* **Task statement**
Pick out every line that holds the string "assortative" and copy it.

* **Raw records**

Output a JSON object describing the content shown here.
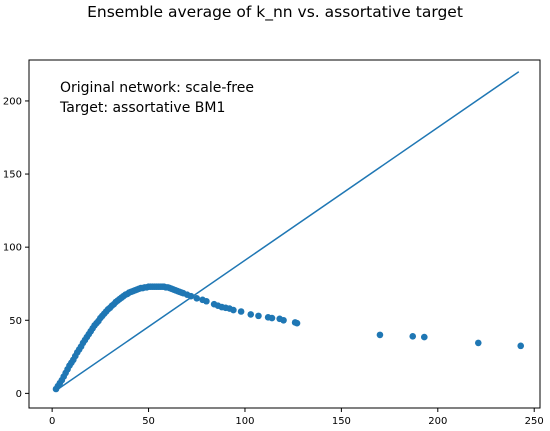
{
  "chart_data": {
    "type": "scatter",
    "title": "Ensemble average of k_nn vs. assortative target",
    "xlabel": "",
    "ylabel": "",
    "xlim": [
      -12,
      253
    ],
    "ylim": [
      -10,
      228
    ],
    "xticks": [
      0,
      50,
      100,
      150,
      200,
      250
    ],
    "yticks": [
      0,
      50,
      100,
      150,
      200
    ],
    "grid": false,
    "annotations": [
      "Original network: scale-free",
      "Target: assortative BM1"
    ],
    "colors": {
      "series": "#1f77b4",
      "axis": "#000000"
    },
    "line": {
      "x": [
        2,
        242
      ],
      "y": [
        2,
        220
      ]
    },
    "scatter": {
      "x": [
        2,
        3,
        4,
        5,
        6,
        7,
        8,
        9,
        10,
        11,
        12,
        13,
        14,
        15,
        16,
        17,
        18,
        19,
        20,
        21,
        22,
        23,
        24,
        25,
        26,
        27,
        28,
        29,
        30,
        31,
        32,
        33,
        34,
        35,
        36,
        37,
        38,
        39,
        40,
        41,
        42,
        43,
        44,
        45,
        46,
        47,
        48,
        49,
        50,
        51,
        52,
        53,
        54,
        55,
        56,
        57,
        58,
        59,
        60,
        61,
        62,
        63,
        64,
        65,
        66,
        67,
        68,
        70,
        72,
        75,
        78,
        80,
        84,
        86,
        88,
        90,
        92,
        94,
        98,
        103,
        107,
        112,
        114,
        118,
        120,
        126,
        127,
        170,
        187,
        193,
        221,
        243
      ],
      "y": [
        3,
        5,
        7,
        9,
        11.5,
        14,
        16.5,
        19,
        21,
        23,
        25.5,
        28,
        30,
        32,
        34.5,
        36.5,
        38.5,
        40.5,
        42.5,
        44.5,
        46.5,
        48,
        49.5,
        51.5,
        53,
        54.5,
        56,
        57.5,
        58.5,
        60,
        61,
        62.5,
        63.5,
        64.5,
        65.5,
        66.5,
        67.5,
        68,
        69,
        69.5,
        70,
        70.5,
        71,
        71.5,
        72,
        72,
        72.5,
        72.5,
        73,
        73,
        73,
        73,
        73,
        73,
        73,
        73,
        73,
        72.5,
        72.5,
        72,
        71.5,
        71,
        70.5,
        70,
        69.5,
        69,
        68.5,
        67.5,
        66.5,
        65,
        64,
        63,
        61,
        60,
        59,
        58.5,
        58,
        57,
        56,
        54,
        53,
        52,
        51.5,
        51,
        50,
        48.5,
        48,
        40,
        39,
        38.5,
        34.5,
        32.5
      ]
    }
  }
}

* **Problem solution**
    "title": "Ensemble average of k_nn vs. assortative target",
      "Target: assortative BM1"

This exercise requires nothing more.